Stored entries
*-*-*
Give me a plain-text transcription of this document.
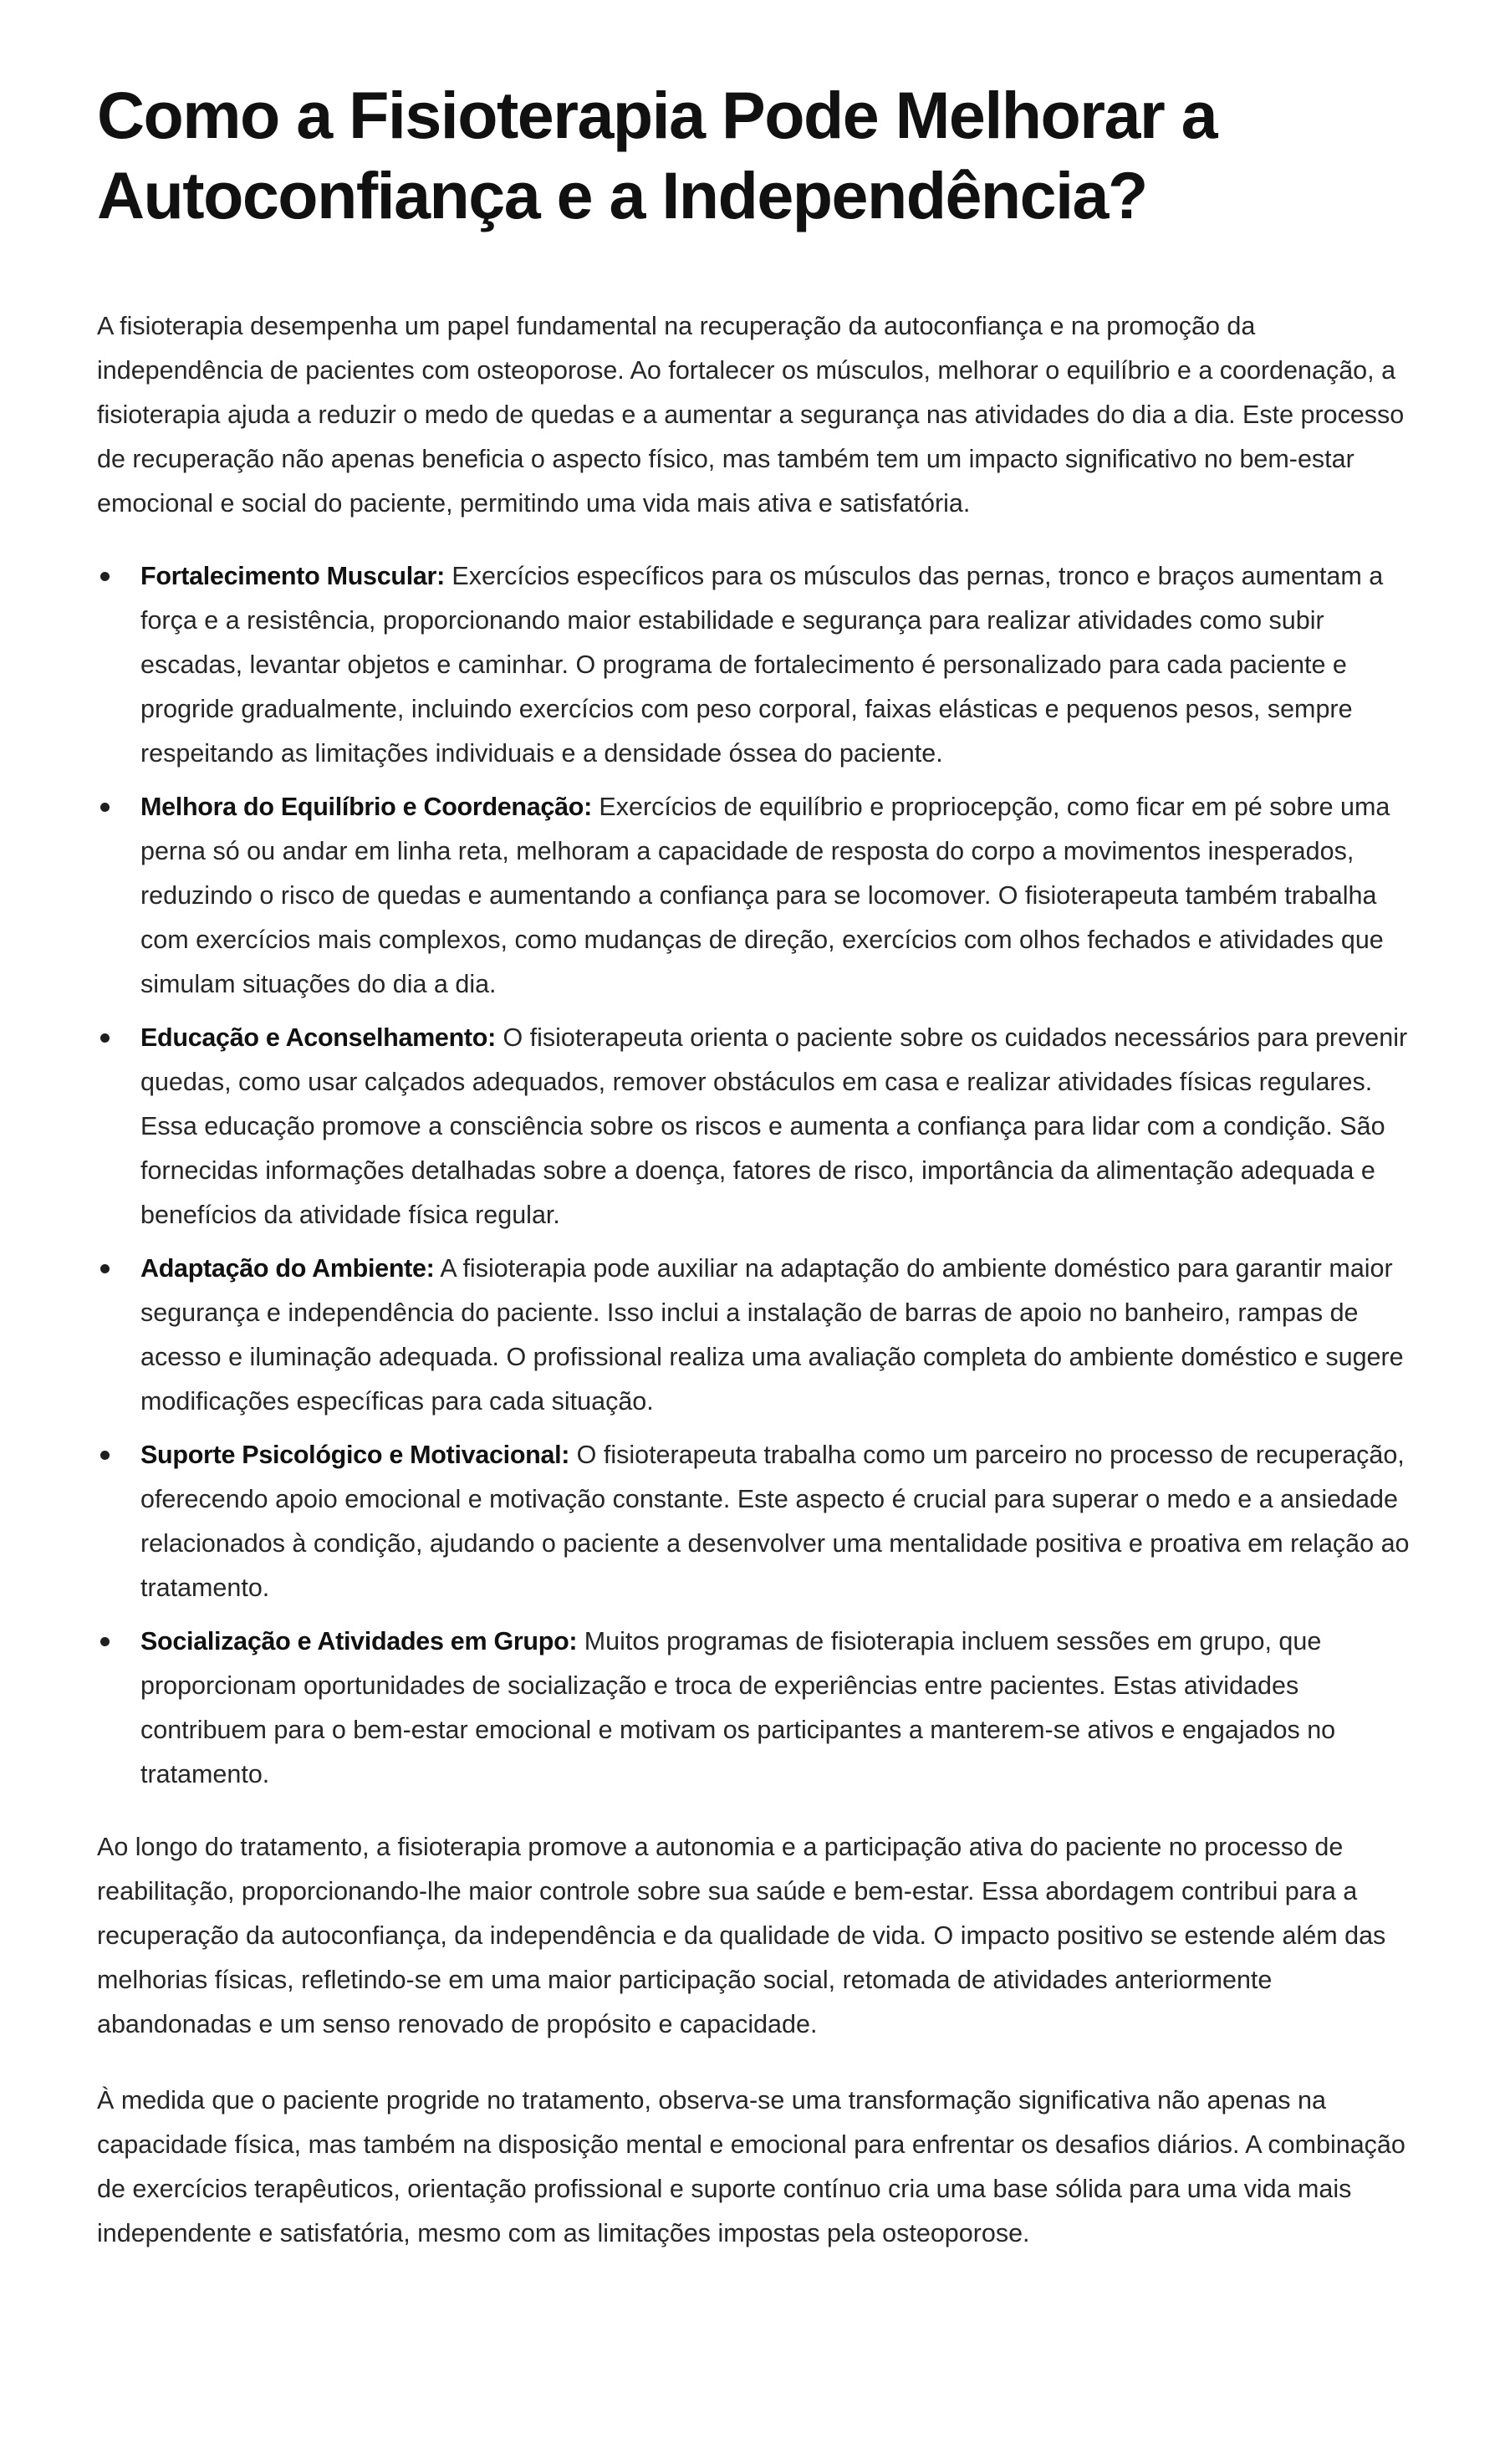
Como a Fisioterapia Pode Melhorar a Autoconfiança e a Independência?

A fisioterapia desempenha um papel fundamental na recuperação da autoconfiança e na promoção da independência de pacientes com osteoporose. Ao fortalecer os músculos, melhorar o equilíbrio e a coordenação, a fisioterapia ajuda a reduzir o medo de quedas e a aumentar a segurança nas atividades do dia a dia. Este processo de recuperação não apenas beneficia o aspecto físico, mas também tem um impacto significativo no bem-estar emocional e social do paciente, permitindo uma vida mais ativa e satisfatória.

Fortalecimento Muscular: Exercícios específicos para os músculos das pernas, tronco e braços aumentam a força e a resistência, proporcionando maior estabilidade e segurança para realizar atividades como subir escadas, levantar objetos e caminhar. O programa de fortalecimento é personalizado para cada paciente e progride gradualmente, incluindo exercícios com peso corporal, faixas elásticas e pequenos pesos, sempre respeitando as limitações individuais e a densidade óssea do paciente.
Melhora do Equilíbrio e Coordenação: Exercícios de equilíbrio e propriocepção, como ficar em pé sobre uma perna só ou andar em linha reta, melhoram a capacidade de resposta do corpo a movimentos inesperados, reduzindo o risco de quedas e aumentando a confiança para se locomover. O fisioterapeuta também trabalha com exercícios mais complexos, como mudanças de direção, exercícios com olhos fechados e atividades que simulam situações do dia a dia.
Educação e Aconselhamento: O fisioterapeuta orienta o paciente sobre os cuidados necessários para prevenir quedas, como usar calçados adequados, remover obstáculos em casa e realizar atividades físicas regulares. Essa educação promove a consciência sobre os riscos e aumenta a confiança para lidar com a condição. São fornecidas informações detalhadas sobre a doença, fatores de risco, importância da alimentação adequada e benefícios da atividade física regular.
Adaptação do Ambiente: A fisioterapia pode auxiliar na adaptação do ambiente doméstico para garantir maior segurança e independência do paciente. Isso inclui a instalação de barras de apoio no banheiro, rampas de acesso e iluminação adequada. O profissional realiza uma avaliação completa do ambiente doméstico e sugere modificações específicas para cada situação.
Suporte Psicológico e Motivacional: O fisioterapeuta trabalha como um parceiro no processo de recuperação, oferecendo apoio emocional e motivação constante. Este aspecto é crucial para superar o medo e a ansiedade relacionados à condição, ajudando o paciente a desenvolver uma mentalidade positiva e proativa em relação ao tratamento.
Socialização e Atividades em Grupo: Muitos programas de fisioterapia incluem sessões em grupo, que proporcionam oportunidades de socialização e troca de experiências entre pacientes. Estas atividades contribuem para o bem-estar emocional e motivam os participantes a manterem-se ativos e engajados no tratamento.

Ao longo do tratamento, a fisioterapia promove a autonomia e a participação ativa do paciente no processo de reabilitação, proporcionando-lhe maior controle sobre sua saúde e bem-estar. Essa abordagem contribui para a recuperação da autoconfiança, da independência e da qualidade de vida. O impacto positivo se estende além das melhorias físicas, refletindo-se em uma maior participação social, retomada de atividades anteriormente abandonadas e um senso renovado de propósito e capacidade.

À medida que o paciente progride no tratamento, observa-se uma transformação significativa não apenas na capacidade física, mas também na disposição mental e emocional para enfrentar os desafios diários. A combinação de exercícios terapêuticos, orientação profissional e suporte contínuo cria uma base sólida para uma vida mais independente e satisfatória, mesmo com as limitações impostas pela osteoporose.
*-*-*
» **WHAT THIS TASK INVOLVES**: Reproduce every entry exactly, but omit each picture.

» **COMPLETE OUTPUT**:
Give me a plain-text transcription of this document.
Como a Fisioterapia Pode Melhorar a Autoconfiança e a Independência?

A fisioterapia desempenha um papel fundamental na recuperação da autoconfiança e na promoção da independência de pacientes com osteoporose. Ao fortalecer os músculos, melhorar o equilíbrio e a coordenação, a fisioterapia ajuda a reduzir o medo de quedas e a aumentar a segurança nas atividades do dia a dia. Este processo de recuperação não apenas beneficia o aspecto físico, mas também tem um impacto significativo no bem-estar emocional e social do paciente, permitindo uma vida mais ativa e satisfatória.

Fortalecimento Muscular: Exercícios específicos para os músculos das pernas, tronco e braços aumentam a força e a resistência, proporcionando maior estabilidade e segurança para realizar atividades como subir escadas, levantar objetos e caminhar. O programa de fortalecimento é personalizado para cada paciente e progride gradualmente, incluindo exercícios com peso corporal, faixas elásticas e pequenos pesos, sempre respeitando as limitações individuais e a densidade óssea do paciente.
Melhora do Equilíbrio e Coordenação: Exercícios de equilíbrio e propriocepção, como ficar em pé sobre uma perna só ou andar em linha reta, melhoram a capacidade de resposta do corpo a movimentos inesperados, reduzindo o risco de quedas e aumentando a confiança para se locomover. O fisioterapeuta também trabalha com exercícios mais complexos, como mudanças de direção, exercícios com olhos fechados e atividades que simulam situações do dia a dia.
Educação e Aconselhamento: O fisioterapeuta orienta o paciente sobre os cuidados necessários para prevenir quedas, como usar calçados adequados, remover obstáculos em casa e realizar atividades físicas regulares. Essa educação promove a consciência sobre os riscos e aumenta a confiança para lidar com a condição. São fornecidas informações detalhadas sobre a doença, fatores de risco, importância da alimentação adequada e benefícios da atividade física regular.
Adaptação do Ambiente: A fisioterapia pode auxiliar na adaptação do ambiente doméstico para garantir maior segurança e independência do paciente. Isso inclui a instalação de barras de apoio no banheiro, rampas de acesso e iluminação adequada. O profissional realiza uma avaliação completa do ambiente doméstico e sugere modificações específicas para cada situação.
Suporte Psicológico e Motivacional: O fisioterapeuta trabalha como um parceiro no processo de recuperação, oferecendo apoio emocional e motivação constante. Este aspecto é crucial para superar o medo e a ansiedade relacionados à condição, ajudando o paciente a desenvolver uma mentalidade positiva e proativa em relação ao tratamento.
Socialização e Atividades em Grupo: Muitos programas de fisioterapia incluem sessões em grupo, que proporcionam oportunidades de socialização e troca de experiências entre pacientes. Estas atividades contribuem para o bem-estar emocional e motivam os participantes a manterem-se ativos e engajados no tratamento.

Ao longo do tratamento, a fisioterapia promove a autonomia e a participação ativa do paciente no processo de reabilitação, proporcionando-lhe maior controle sobre sua saúde e bem-estar. Essa abordagem contribui para a recuperação da autoconfiança, da independência e da qualidade de vida. O impacto positivo se estende além das melhorias físicas, refletindo-se em uma maior participação social, retomada de atividades anteriormente abandonadas e um senso renovado de propósito e capacidade.

À medida que o paciente progride no tratamento, observa-se uma transformação significativa não apenas na capacidade física, mas também na disposição mental e emocional para enfrentar os desafios diários. A combinação de exercícios terapêuticos, orientação profissional e suporte contínuo cria uma base sólida para uma vida mais independente e satisfatória, mesmo com as limitações impostas pela osteoporose.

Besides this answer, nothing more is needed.